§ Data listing
** Begin **

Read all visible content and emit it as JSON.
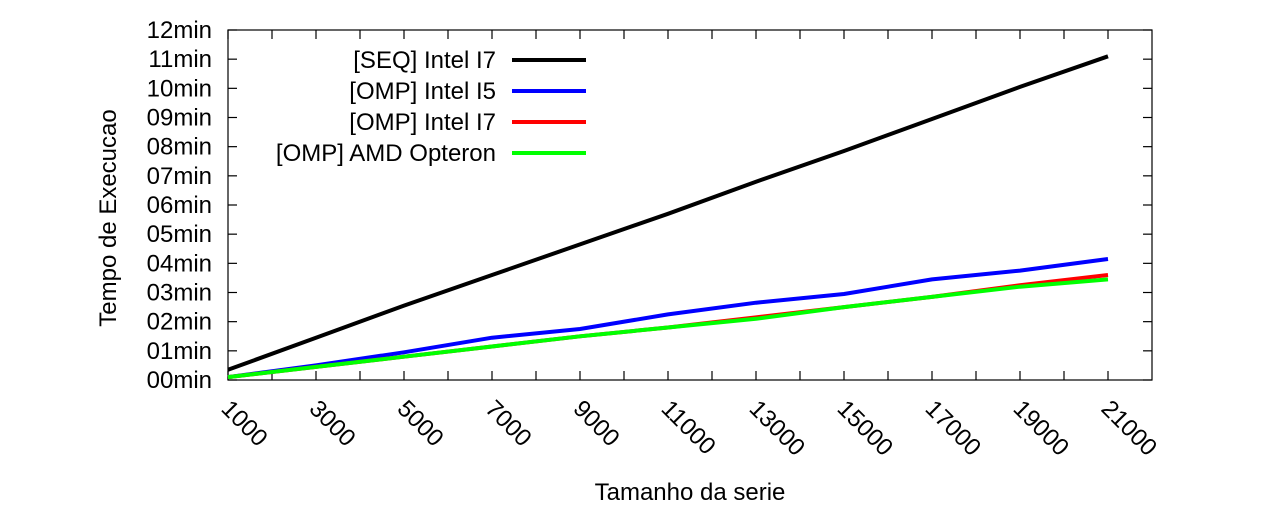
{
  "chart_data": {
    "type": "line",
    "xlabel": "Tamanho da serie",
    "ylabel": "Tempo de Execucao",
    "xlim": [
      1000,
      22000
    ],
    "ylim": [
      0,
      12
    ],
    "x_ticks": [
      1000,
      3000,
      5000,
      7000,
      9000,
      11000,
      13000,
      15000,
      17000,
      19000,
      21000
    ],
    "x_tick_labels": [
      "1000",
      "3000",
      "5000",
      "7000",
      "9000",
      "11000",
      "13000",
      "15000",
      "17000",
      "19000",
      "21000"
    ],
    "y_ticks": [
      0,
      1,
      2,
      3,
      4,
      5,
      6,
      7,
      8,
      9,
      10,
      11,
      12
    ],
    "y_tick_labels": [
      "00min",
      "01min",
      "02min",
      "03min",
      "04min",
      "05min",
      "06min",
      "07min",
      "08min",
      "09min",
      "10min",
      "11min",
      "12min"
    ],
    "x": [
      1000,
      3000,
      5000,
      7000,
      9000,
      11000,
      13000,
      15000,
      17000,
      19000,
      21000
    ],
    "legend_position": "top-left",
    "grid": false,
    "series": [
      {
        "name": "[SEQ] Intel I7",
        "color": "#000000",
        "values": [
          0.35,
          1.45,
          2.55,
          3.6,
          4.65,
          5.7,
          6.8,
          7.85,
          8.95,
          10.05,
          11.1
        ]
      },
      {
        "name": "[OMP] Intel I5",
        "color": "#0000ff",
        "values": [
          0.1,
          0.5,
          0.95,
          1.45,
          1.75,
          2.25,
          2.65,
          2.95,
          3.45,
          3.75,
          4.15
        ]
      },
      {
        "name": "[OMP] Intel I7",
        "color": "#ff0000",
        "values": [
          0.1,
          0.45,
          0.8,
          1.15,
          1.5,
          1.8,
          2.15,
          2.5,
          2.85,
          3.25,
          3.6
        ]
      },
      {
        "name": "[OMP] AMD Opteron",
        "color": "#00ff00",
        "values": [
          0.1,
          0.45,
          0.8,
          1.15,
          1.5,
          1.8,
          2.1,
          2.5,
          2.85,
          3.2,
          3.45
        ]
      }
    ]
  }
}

** End **
** Begin **

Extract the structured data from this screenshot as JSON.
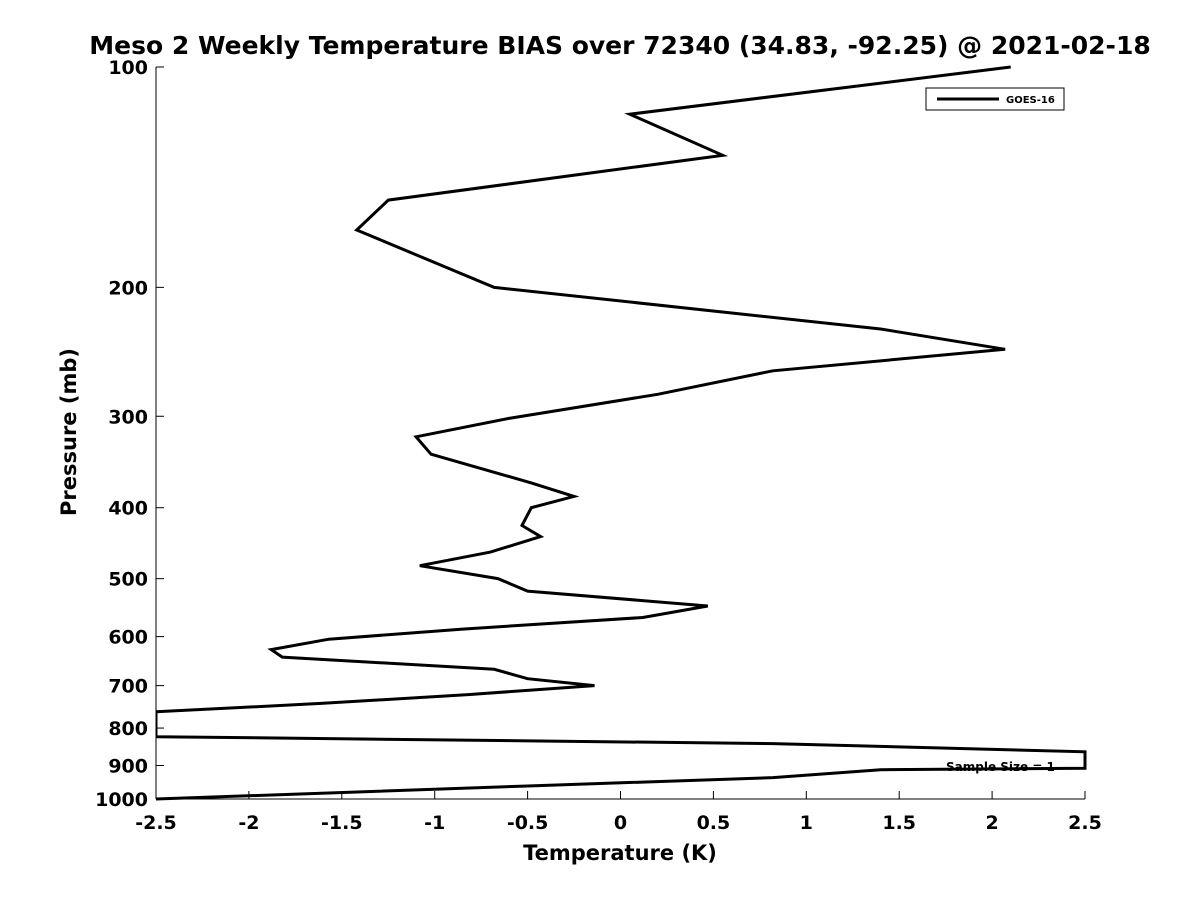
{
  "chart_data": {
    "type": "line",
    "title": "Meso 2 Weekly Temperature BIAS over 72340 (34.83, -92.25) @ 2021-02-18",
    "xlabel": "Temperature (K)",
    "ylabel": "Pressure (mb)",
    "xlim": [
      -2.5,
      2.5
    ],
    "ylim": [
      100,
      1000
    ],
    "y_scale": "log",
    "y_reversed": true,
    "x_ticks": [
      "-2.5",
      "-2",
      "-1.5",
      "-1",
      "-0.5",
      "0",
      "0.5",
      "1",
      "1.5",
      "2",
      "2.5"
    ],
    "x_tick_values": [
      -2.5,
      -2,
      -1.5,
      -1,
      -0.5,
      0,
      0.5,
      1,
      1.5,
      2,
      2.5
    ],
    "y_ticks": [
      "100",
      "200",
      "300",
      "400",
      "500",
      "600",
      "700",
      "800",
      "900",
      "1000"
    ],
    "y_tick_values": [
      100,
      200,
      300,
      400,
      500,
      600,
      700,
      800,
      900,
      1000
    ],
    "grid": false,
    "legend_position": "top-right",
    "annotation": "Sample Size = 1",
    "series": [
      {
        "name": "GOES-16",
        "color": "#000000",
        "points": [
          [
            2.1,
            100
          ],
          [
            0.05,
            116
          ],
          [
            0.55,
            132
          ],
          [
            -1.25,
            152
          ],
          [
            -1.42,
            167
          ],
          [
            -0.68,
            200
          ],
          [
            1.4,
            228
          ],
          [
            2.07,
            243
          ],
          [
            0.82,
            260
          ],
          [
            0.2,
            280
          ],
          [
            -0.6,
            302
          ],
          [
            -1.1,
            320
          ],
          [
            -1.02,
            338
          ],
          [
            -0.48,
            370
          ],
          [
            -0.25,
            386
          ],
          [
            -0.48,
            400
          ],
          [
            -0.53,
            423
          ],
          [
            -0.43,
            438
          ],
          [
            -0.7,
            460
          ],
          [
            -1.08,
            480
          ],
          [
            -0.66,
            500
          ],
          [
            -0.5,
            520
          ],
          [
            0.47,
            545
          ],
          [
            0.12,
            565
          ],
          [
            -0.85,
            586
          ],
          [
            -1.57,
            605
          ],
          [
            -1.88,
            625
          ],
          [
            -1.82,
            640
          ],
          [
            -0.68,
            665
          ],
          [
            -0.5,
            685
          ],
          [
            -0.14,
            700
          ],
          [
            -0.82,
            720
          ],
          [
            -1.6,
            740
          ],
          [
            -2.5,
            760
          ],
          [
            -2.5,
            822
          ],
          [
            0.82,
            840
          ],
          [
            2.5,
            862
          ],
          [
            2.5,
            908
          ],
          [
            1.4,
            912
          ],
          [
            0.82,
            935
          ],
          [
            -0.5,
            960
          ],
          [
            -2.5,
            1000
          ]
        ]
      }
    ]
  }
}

** End **

§ Written task
In the entries above, some lines may contain the string "JSON"; report how many, without additional comment.

§ Solution
2